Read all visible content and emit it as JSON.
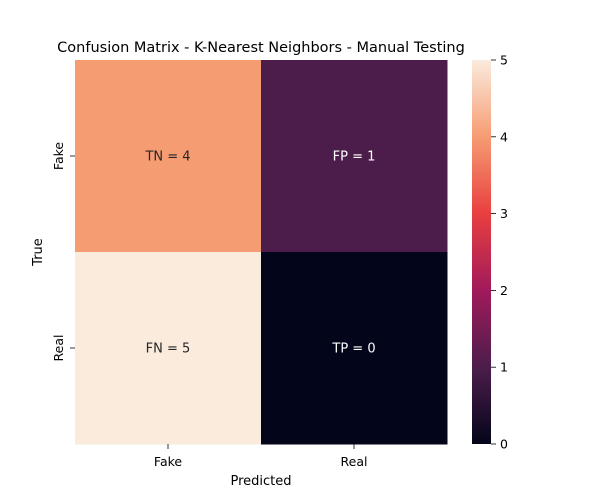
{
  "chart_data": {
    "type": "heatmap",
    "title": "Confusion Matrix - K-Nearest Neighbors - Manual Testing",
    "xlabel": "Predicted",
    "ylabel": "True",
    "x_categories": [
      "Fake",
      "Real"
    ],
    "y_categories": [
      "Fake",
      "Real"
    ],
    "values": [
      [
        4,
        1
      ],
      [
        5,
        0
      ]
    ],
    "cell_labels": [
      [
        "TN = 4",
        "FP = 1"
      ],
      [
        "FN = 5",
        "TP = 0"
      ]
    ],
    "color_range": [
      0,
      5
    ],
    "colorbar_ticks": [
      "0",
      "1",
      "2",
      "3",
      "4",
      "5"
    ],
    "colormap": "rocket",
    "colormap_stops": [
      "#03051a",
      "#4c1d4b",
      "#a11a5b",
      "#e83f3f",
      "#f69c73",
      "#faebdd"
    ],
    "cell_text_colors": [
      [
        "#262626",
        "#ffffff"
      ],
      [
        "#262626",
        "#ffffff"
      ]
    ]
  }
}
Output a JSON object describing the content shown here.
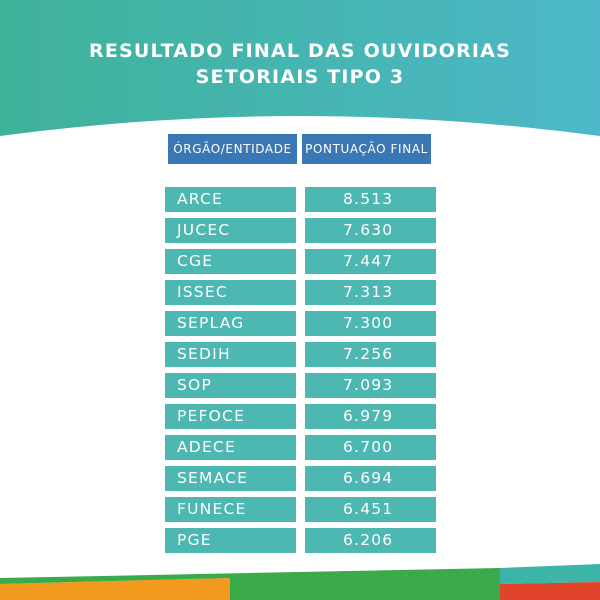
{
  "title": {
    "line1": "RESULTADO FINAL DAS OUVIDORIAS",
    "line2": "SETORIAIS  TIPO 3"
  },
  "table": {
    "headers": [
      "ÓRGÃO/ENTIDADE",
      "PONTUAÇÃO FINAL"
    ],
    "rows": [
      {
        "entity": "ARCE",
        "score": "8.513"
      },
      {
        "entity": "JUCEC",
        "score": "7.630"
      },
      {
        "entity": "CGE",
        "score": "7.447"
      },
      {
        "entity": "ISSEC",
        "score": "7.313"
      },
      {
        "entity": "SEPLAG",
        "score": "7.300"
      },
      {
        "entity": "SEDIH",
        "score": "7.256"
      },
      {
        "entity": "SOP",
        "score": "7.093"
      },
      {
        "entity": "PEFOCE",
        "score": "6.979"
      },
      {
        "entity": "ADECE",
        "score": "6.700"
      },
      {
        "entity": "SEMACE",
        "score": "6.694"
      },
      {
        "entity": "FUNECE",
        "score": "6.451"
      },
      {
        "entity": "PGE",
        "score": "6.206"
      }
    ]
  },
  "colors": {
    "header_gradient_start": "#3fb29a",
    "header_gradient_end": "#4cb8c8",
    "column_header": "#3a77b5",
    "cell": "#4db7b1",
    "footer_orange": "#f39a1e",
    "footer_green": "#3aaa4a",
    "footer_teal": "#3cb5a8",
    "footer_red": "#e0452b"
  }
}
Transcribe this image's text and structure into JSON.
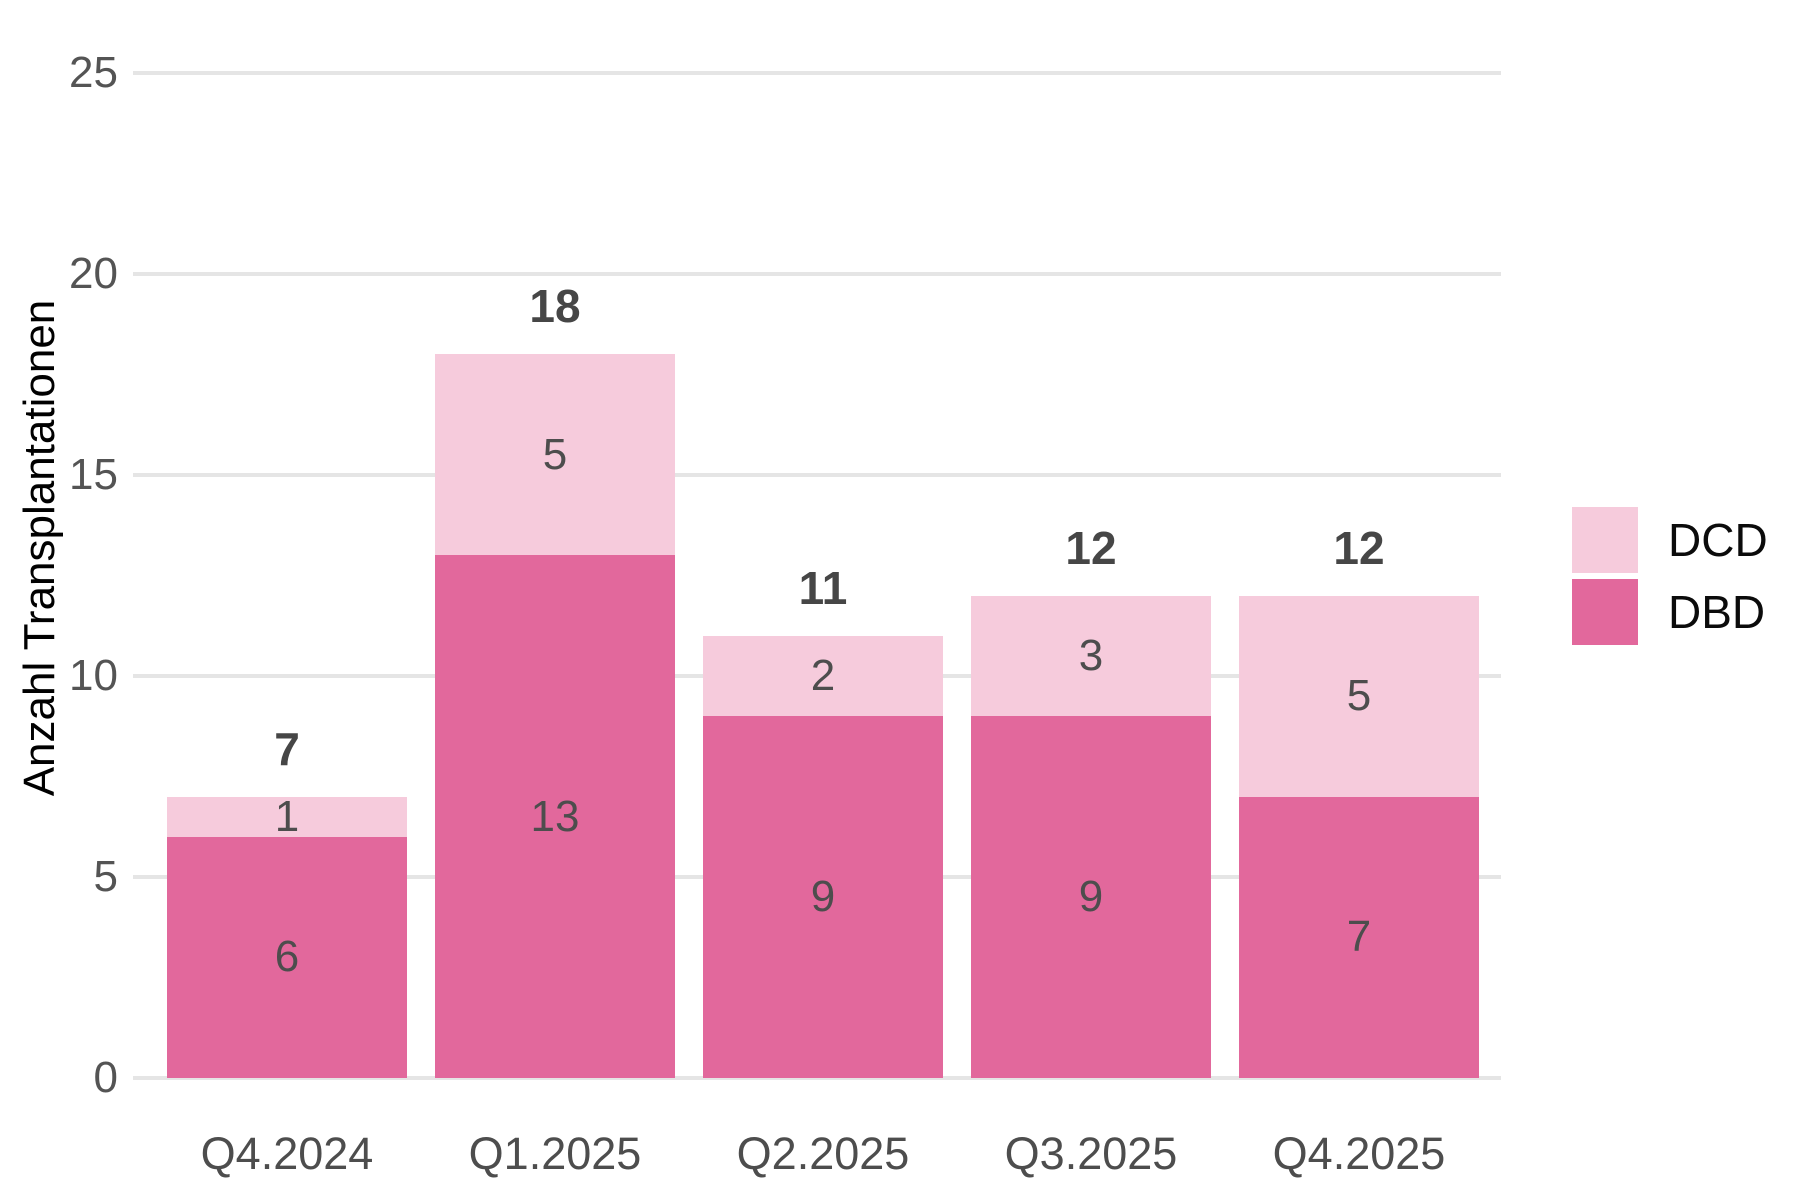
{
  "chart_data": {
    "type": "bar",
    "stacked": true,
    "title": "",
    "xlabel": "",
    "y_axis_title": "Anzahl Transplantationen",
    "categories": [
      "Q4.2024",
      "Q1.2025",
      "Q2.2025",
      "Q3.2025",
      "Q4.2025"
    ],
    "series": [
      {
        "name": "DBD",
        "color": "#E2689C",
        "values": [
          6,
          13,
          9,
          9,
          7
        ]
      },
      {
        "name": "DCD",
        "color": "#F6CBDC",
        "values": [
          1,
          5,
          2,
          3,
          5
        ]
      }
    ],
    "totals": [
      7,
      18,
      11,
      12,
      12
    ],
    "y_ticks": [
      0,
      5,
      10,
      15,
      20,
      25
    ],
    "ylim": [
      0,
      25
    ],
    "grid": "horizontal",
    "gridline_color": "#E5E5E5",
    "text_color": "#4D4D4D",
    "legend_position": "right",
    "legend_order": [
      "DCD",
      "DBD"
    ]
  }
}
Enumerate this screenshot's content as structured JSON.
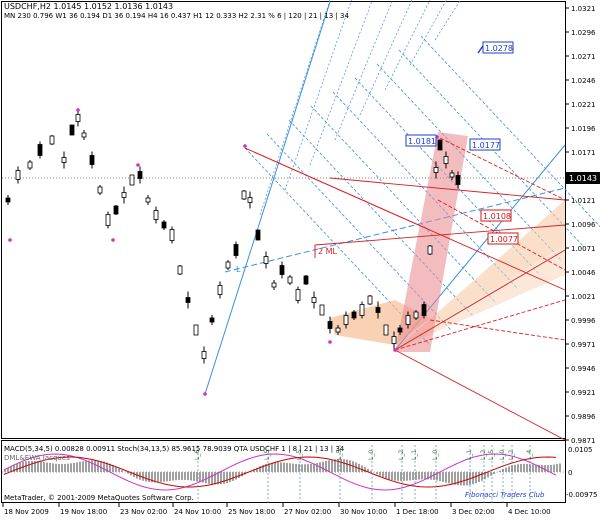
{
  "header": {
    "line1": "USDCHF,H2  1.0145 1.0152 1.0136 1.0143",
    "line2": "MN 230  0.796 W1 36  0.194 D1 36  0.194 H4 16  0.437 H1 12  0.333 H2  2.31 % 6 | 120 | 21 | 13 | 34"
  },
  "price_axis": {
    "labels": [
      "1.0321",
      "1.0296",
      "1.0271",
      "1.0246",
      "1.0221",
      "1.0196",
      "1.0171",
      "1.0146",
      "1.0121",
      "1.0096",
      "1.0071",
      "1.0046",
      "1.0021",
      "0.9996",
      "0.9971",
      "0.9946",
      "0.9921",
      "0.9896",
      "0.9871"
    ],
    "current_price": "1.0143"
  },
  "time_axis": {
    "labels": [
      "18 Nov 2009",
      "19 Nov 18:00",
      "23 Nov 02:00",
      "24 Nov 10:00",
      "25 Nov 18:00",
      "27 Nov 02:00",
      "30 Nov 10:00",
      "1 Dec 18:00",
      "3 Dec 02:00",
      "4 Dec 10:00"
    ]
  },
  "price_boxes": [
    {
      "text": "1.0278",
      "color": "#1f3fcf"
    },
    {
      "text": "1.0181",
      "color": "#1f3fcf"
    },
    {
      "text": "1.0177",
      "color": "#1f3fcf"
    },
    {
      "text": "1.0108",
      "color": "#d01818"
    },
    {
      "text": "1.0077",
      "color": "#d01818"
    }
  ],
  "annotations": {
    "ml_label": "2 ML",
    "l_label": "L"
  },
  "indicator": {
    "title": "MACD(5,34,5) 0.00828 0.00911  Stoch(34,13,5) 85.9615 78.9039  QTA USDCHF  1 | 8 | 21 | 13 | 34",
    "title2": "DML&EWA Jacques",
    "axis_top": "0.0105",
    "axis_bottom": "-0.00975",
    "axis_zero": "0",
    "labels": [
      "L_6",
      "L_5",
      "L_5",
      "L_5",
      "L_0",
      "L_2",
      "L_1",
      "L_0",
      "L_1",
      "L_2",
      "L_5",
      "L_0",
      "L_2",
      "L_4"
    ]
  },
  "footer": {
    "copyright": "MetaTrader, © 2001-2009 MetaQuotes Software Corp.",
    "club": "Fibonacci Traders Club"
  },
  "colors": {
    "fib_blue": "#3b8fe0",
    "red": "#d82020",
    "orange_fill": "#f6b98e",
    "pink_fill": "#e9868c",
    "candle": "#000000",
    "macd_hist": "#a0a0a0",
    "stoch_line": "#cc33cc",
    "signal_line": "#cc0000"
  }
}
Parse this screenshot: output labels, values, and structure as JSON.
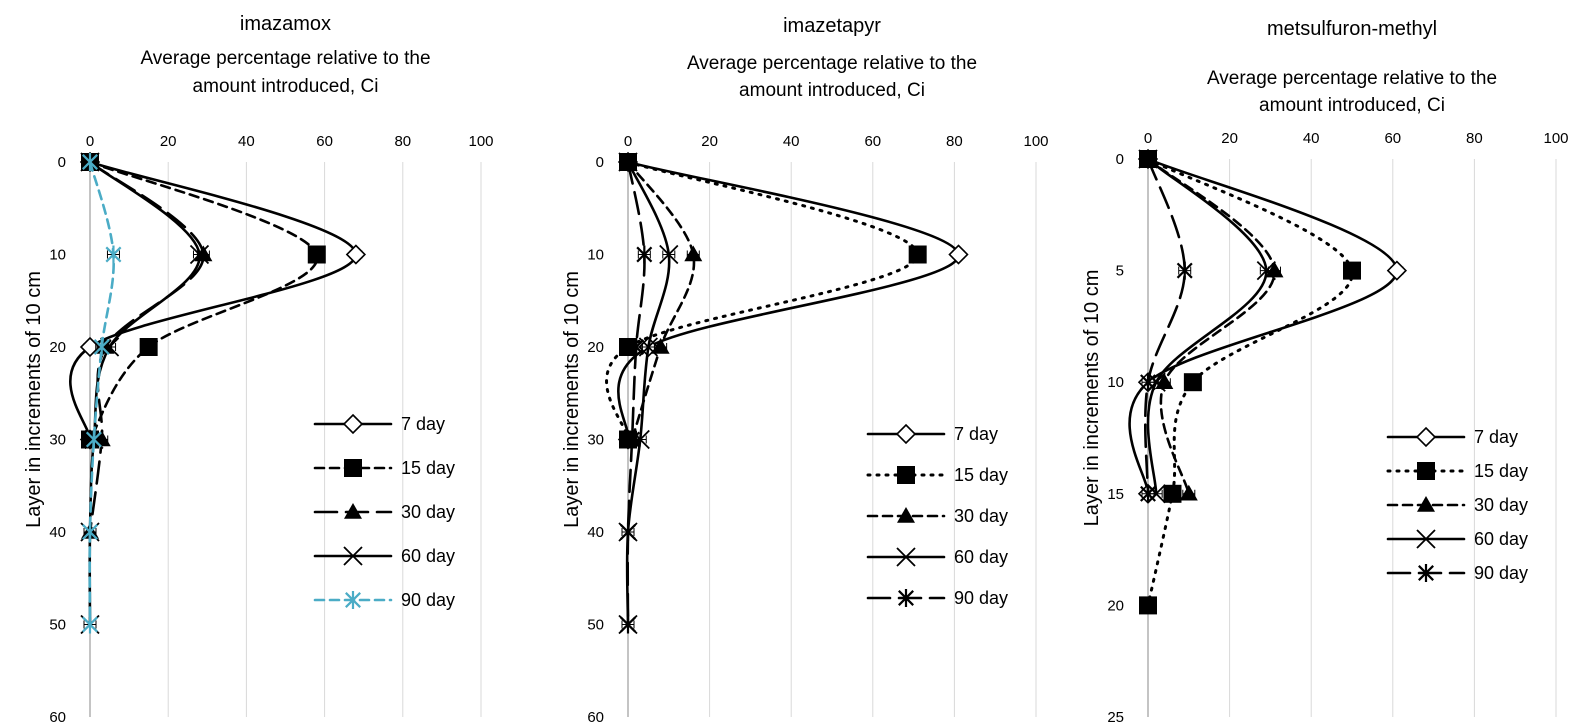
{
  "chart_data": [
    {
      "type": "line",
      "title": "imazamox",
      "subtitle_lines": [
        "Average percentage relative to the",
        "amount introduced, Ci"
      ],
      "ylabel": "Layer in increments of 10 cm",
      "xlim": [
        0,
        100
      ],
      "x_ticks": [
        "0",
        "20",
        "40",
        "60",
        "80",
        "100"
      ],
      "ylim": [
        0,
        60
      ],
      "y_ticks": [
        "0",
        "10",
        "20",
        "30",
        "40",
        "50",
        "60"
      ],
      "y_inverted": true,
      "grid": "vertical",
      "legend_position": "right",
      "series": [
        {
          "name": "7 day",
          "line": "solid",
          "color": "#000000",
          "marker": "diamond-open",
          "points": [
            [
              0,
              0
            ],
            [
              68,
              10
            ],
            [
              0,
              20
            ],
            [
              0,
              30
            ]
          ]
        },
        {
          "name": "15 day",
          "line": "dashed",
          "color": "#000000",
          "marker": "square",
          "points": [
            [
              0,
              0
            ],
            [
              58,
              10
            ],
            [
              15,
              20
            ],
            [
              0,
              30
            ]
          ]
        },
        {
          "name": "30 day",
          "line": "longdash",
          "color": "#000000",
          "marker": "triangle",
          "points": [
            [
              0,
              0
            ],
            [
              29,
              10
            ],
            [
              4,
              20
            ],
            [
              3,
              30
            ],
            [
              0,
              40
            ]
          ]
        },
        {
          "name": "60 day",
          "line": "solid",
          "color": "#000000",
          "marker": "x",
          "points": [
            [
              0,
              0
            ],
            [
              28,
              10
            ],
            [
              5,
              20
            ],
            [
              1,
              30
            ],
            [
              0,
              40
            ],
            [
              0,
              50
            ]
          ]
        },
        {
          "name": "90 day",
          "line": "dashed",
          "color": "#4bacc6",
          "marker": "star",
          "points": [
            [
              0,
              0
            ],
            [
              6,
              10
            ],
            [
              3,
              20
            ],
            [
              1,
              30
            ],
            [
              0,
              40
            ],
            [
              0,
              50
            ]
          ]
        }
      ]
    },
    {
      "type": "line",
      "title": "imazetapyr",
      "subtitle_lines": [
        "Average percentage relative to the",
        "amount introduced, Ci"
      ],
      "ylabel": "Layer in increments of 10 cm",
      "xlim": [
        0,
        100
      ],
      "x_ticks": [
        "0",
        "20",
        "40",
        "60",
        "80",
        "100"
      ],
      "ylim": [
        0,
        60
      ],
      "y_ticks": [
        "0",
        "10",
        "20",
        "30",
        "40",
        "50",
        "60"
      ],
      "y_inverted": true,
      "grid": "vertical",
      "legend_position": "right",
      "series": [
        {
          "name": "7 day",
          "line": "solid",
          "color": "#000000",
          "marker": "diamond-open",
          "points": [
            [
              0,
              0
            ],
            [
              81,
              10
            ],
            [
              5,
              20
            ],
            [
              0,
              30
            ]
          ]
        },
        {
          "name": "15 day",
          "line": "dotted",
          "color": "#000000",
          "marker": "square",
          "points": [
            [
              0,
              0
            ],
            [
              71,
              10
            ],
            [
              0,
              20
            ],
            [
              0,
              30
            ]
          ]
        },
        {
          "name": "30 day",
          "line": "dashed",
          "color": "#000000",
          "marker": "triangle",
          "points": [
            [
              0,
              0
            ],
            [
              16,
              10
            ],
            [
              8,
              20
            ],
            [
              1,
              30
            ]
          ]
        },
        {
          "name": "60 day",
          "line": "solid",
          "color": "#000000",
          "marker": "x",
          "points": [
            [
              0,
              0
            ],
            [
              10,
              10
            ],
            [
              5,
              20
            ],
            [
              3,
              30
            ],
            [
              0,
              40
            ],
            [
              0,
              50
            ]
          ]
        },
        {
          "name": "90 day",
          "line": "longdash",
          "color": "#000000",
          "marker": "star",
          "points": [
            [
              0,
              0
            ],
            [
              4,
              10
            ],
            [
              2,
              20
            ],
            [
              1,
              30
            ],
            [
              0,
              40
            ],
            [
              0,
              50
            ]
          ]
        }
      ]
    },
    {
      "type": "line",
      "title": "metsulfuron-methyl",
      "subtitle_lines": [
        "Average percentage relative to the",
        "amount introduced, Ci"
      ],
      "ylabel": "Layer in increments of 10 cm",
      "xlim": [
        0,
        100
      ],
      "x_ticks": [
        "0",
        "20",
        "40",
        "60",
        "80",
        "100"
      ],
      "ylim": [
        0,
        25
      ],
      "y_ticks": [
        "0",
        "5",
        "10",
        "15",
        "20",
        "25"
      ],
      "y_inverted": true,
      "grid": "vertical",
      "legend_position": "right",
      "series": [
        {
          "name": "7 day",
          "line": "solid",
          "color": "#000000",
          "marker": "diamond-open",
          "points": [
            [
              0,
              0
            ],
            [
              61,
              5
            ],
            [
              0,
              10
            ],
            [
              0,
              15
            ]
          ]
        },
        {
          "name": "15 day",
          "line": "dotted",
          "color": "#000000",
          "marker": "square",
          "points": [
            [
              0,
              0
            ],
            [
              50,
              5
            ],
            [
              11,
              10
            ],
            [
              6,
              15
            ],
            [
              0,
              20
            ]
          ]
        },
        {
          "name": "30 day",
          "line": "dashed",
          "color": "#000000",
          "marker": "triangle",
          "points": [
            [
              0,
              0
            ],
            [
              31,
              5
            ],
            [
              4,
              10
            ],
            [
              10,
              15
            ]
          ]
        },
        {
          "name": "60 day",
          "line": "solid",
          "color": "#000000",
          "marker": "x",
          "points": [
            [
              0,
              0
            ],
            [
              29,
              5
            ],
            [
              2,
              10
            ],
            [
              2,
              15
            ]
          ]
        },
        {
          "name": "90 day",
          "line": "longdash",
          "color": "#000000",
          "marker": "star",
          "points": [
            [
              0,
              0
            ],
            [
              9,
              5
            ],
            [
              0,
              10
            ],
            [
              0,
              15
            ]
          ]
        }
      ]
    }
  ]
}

-----

Copy whichever lines in the listing above contain the word "content".

Read all visible content and emit it as JSON.
Output a JSON object describing the content shown here.
Enumerate this screenshot's content as structured JSON.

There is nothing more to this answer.